:: Stated problem ::
Only the lines holding the string "IIId" are needed. Copy each one.

(Chart and figure data)
******************************
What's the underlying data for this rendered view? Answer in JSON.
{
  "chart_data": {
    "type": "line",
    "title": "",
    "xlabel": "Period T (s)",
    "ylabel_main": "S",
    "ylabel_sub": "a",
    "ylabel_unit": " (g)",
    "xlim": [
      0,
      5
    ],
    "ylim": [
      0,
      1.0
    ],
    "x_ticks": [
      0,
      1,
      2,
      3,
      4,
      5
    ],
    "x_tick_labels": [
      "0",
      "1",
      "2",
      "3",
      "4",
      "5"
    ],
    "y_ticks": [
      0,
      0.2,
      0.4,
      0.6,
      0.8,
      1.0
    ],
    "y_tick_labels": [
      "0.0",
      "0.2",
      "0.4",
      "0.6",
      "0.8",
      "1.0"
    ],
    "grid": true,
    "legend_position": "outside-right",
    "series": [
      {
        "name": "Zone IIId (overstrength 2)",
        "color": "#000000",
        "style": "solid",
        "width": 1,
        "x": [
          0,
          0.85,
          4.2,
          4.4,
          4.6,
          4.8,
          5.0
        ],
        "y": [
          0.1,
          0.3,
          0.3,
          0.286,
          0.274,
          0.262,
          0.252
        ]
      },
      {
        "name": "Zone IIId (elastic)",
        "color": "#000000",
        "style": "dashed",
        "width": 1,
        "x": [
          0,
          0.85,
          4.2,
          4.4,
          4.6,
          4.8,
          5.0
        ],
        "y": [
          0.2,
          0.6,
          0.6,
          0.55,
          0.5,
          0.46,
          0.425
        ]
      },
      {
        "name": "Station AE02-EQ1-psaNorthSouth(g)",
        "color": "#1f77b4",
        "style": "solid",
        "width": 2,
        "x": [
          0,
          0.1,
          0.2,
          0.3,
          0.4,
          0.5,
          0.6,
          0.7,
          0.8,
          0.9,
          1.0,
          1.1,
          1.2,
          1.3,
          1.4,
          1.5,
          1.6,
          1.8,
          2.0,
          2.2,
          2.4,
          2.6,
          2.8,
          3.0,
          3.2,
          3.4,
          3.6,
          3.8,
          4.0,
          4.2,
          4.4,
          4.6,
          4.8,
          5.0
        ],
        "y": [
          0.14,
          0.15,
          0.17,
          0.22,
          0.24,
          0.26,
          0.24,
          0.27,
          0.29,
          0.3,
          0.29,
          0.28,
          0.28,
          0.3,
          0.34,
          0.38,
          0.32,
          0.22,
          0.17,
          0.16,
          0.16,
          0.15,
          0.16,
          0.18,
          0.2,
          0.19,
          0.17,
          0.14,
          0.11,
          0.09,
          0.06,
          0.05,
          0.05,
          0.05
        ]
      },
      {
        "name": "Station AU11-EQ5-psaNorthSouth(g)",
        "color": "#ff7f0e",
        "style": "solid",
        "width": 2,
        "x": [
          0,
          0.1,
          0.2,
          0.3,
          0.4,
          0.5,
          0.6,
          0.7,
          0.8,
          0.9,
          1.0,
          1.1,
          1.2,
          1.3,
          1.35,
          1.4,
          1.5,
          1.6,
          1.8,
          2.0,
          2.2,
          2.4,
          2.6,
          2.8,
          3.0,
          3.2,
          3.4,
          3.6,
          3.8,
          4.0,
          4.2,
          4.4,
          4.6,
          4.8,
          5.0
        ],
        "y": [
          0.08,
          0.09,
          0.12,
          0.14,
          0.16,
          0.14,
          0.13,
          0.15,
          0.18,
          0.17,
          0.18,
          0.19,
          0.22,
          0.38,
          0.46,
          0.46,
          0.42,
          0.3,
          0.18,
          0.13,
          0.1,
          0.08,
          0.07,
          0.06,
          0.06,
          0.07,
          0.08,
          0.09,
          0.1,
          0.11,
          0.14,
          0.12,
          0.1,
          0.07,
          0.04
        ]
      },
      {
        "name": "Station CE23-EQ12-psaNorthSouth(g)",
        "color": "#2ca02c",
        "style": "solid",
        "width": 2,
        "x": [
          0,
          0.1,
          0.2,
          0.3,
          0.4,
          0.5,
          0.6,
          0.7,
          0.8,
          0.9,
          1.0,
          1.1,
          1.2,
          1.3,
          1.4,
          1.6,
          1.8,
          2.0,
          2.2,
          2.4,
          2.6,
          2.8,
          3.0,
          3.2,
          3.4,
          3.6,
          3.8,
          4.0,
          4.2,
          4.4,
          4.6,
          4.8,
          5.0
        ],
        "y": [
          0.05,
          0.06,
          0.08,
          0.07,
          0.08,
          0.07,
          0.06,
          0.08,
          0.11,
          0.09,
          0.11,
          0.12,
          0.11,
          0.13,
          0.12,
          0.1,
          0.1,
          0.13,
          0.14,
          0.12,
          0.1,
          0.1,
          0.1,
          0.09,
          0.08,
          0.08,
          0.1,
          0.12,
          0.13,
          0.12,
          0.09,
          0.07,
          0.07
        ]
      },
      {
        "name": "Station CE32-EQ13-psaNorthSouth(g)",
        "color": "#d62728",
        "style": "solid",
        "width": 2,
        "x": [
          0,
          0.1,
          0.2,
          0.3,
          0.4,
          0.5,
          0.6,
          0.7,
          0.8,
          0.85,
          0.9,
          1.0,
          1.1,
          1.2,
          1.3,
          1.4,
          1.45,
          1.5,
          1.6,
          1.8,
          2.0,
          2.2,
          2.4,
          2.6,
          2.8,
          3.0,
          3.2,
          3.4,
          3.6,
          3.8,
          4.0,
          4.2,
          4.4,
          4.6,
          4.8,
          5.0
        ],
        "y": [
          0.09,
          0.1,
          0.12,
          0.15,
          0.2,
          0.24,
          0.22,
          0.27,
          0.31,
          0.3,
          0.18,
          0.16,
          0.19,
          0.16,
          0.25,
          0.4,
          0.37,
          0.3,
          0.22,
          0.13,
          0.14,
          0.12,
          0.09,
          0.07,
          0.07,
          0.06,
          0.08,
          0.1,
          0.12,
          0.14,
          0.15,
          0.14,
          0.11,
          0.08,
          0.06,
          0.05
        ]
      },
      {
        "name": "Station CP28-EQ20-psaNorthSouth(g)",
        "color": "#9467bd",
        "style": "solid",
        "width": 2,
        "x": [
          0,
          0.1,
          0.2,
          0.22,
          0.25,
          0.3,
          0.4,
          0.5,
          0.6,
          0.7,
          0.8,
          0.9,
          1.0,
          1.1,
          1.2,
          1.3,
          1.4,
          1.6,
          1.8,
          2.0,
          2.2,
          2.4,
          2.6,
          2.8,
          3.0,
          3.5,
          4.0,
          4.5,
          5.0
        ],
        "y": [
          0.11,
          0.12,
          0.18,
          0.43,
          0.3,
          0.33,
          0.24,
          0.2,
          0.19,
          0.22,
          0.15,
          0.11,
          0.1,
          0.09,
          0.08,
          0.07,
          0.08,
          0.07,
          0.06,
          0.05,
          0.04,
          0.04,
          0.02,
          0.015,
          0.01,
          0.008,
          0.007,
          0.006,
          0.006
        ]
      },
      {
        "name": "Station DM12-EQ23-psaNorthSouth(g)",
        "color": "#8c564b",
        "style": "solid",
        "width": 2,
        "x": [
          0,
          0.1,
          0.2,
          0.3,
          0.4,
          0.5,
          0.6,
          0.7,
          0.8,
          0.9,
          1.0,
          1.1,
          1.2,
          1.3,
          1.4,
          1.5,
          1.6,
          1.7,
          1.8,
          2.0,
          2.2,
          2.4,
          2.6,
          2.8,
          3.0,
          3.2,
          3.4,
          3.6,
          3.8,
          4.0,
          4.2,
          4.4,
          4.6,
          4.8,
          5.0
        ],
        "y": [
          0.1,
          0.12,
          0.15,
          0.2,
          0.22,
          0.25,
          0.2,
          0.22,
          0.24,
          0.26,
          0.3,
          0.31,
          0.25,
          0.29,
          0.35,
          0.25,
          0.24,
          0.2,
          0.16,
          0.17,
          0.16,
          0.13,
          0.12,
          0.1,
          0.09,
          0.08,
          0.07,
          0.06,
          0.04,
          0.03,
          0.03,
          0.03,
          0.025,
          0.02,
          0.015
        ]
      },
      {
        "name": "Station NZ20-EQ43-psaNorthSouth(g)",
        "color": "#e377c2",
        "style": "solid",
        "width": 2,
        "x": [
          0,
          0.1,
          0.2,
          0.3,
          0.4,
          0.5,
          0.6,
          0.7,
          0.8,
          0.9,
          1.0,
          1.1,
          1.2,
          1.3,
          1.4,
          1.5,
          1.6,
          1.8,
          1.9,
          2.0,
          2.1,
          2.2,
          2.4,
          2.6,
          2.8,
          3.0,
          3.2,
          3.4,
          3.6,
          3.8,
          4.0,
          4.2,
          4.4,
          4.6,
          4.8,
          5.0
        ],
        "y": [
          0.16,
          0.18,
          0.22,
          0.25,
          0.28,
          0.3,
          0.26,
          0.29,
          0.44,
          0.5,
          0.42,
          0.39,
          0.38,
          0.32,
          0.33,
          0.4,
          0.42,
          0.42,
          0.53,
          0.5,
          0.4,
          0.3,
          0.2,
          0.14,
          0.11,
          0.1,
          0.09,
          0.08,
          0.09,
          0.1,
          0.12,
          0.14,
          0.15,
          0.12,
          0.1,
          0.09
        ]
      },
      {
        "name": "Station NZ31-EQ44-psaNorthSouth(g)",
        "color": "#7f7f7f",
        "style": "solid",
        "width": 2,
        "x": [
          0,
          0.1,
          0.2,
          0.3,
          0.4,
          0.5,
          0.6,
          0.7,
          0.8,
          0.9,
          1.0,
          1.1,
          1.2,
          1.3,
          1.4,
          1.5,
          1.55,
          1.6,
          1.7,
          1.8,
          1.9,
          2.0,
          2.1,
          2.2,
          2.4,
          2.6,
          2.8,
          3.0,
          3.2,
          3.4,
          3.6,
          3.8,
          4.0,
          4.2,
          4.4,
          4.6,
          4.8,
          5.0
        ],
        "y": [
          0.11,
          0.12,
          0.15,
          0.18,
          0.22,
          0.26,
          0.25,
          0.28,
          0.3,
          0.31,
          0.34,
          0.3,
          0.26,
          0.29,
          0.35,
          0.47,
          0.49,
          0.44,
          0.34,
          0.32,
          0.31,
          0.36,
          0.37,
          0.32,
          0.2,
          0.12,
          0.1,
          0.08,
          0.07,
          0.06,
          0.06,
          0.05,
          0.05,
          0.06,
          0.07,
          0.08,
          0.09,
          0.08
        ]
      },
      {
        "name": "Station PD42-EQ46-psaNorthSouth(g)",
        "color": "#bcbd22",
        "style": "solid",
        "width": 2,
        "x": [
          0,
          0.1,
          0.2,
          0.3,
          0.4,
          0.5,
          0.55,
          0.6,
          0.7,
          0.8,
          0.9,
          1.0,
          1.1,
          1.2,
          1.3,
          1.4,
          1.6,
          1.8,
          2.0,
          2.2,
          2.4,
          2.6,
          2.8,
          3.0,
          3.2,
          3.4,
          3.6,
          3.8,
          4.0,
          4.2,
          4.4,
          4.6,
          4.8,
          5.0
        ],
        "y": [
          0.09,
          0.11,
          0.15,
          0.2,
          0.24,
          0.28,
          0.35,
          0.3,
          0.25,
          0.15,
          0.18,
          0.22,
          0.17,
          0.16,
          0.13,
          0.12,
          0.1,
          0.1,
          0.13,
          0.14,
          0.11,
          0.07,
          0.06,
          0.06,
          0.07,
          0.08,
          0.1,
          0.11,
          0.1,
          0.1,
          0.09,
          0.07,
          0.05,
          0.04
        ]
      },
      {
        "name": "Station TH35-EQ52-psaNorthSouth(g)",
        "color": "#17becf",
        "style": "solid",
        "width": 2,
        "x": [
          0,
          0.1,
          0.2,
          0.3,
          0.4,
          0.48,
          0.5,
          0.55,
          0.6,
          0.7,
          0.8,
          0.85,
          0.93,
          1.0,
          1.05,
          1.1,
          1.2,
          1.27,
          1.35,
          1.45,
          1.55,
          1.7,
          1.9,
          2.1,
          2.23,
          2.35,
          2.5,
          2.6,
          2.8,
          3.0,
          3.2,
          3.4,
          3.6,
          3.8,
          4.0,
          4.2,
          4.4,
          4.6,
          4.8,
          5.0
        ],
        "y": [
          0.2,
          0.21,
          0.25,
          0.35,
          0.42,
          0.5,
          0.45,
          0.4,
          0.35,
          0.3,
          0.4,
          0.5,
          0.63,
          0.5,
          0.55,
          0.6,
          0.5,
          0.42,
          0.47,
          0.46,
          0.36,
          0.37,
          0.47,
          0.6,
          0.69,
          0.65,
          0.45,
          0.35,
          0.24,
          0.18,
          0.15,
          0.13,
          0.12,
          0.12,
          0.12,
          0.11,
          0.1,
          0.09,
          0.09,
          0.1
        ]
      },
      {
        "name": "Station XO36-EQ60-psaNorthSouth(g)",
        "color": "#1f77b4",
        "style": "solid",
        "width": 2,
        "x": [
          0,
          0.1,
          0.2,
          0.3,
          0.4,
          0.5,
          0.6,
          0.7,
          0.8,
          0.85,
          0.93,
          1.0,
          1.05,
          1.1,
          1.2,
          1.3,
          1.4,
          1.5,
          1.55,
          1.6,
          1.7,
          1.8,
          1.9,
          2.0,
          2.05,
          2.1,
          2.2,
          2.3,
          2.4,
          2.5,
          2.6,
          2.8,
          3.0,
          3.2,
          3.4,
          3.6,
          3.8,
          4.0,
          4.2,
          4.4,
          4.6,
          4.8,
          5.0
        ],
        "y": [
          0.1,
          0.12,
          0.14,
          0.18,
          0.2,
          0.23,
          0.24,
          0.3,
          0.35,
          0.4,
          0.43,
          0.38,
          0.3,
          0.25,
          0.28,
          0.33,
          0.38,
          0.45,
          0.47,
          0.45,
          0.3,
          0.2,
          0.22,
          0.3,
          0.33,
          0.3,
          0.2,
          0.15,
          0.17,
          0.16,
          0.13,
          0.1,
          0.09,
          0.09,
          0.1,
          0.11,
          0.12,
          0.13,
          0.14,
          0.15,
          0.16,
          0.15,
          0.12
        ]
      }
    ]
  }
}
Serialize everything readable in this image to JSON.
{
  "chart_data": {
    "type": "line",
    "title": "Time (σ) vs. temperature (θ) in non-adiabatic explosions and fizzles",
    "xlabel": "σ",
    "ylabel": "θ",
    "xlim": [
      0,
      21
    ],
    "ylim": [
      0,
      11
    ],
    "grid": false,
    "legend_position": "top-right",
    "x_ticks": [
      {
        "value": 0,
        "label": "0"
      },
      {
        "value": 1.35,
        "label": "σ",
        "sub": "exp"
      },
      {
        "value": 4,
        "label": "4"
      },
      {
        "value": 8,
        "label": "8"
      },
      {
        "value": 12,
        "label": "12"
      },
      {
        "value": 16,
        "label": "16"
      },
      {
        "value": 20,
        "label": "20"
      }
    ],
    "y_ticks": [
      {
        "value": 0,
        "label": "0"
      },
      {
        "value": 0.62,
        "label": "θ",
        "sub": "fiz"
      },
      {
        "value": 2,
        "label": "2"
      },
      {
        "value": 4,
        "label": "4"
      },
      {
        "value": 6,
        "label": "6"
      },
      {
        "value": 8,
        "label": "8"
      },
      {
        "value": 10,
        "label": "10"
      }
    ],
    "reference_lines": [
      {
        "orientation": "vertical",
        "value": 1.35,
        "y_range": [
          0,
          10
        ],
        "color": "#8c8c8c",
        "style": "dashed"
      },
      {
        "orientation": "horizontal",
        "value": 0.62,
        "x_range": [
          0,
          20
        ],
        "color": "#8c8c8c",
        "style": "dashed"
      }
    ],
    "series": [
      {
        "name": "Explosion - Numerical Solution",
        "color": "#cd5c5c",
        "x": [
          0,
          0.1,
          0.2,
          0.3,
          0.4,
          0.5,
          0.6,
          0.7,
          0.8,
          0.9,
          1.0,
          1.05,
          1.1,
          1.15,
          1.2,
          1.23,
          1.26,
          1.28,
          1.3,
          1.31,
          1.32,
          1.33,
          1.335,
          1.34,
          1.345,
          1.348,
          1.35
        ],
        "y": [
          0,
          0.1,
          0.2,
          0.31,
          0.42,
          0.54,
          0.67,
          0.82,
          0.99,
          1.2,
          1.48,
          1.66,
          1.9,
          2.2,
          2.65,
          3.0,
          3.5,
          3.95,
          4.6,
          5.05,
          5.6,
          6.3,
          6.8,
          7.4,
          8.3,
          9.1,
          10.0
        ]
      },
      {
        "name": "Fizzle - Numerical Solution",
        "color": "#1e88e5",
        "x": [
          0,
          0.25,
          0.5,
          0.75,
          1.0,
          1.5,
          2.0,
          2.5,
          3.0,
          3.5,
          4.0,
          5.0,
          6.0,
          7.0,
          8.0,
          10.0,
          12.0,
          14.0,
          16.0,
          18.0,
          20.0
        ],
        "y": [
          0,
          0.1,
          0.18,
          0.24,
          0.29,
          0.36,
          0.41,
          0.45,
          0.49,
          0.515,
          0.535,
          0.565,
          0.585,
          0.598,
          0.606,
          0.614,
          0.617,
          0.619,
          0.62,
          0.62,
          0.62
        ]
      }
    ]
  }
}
******************************
:: Task response ::
        "name": "Zone IIId (overstrength 2)",
        "name": "Zone IIId (elastic)",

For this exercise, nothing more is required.